● EXERCISE TEXT
....................

[Development] QML engine C++ class renaming

Alan Alpert alan.alpert at nokia.com
Thu Feb 16 12:14:07 CET 2012


On Thu, 16 Feb 2012 20:47:49 ext Olivier Goffart wrote:
> On Thursday 16 February 2012 12:26:50 Alan Alpert wrote:
> > The way QML compatibility is supposed to work is different from C++. Even
> > for a minor version, you don't always just jump to the latest version.
> > Your application continues using the version it was developed for until
> > you choose to update it, deliberately, to a more recent version (note
> > that if the C++ library updates you may get bugfixes transparently, this
> > is primarily about feature additions/changes).
> 
> This is a falacy!
> When you upgrade the runtime, you anyway run into compatibility issues.
> The application has been tested to work with the version QtQuick x.y, its
> bug have been work arounded or avoided.
> Now, you come with a new runtime, that pretends to still be load x.y, but
> still fixes bugs? but often, fixing bugs mean also introducing new ones,
> new bugs against which the application has not been tested.  And the bugs
> you fix have most likely been work arounded.

For bugfixes I meant the ones that were safe in this regard. E.g a bug like 
"calling foo crashes qml" would get fixed but theoretically, a bug like 
"flickable is always 10 too short" would be in a minor version so that you 
could remove your +10 at exactly the right time.

For introducing bugs, I can assure you that we already try not to do that ;) .

....................

● EXERCISE TASKS
- 1) Copy the QML message between "On Thu, 16 Feb" and "about feature additions/changes).", inclusive, replacing "deliberately" with "intentionally".
- 2) Write the next part of the QML message, picking up after its last sentence.
The rows are unrelated to the QML message.

....................

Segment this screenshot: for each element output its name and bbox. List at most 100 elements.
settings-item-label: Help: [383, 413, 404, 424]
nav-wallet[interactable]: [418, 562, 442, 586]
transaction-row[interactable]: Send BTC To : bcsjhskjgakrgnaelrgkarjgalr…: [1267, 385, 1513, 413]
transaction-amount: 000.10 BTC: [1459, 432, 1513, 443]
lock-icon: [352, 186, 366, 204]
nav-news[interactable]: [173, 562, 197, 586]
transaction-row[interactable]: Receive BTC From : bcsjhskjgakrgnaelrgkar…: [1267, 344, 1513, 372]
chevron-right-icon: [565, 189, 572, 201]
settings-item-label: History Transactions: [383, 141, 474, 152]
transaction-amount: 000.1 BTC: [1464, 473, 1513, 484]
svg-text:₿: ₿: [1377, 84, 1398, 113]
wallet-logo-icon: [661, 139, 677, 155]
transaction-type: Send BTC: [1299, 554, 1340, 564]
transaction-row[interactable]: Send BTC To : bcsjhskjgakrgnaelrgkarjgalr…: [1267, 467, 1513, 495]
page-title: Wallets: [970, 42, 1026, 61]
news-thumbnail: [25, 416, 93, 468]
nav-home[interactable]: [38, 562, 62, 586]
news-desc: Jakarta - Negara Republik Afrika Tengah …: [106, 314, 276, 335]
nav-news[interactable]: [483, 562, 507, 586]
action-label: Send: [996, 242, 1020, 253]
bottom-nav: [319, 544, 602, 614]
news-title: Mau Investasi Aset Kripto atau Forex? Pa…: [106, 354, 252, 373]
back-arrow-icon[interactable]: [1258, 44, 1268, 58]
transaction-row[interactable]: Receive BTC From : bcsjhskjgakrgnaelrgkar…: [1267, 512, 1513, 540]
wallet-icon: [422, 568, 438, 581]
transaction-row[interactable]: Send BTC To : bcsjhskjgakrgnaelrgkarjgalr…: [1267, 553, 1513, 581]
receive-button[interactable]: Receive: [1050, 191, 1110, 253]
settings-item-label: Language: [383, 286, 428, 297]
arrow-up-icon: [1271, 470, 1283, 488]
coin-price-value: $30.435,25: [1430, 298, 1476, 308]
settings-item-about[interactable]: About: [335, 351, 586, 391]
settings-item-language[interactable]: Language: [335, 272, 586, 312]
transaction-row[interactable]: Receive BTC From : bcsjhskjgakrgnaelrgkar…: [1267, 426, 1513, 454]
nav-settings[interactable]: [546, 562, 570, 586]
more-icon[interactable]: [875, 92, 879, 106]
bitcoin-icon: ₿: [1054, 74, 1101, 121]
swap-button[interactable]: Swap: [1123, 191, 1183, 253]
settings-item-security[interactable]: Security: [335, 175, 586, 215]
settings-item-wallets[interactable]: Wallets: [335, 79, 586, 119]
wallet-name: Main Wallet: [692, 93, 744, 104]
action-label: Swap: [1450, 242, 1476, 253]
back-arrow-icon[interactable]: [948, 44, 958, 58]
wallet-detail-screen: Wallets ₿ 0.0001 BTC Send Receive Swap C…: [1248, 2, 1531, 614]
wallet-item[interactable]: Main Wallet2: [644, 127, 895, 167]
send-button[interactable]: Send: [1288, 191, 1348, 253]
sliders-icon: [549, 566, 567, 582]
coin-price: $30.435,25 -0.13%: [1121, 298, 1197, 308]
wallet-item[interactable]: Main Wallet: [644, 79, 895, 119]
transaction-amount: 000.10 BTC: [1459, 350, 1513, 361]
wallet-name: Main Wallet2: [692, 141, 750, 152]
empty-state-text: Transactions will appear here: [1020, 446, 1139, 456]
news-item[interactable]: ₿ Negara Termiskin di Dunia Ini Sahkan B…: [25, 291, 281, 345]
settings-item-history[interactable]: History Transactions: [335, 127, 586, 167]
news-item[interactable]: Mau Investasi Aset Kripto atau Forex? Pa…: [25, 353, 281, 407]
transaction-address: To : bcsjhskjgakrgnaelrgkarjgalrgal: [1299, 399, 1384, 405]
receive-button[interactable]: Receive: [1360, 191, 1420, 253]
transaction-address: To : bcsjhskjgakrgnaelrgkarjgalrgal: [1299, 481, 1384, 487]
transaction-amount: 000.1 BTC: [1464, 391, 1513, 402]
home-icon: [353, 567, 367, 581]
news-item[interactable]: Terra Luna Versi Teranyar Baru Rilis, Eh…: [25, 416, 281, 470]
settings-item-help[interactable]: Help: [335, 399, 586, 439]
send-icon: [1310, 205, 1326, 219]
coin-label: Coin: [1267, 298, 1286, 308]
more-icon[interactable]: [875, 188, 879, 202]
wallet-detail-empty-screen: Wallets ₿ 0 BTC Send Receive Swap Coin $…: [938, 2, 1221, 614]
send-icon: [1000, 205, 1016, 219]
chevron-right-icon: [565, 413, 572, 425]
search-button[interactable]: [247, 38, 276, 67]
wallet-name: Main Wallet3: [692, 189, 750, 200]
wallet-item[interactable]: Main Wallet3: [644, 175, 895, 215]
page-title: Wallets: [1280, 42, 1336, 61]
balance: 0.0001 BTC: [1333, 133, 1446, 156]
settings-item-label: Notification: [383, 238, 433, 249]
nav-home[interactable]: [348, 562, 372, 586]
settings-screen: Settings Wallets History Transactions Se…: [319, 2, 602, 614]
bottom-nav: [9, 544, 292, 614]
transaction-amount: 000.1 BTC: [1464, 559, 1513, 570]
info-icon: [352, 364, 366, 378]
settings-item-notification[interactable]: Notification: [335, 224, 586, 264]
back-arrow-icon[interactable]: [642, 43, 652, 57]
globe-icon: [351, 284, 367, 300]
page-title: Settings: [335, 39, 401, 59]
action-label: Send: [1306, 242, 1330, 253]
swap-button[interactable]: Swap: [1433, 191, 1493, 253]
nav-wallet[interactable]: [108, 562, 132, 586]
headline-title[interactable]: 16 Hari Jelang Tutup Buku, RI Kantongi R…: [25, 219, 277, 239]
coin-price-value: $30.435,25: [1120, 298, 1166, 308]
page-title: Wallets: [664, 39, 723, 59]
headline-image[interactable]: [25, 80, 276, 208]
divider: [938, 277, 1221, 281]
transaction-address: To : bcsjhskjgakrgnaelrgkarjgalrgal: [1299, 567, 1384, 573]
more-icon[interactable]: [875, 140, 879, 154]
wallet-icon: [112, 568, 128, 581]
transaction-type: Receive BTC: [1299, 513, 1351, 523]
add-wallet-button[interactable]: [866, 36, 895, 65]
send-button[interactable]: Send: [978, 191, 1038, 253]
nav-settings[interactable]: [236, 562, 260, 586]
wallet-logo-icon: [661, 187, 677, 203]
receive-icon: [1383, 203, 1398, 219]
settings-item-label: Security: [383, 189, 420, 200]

....................

● ANSWERS PER TASK
- 1)
On Thu, 16 Feb 2012 20:47:49 ext Olivier Goffart wrote:
> On Thursday 16 February 2012 12:26:50 Alan Alpert wrote:
> > The way QML compatibility is supposed to work is different from C++. Even
> > for a minor version, you don't always just jump to the latest version.
> > Your application continues using the version it was developed for until
> > you choose to update it, intentionally, to a more recent version (note
> > that if the C++ library updates you may get bugfixes transparently, this
> > is primarily about feature additions/changes).

- 2)
 
> But why in QtQuick x.(y+1) must I change the import statement. Is there so
> many incompatibilities that will make porting so difficult?

Probably not. You'll probably change the import statement and it's perfect. 
But you can check per application. And consider the two major cases:

A) Major version change. Let's be honest, you'll be lucky if nothing broke. 
This is where there are so many incompatibilities that porting needs to be 
taken seriously (even if we try sometimes to keep it from being difficult).

B) Minor version change. This just added some new features. If you don't need 
to use the new features, just keep importing the old version and it's fine. If 
you do need them, you signify that with an updated import at the time that you 
update your code to use new features. Note that because minor versions can add 
new features, it will always have the possibility of adding symbols (suddenly, 
there's a myObject property on this object and it shadows the one you were 
expecting to get from the root object sort of thing).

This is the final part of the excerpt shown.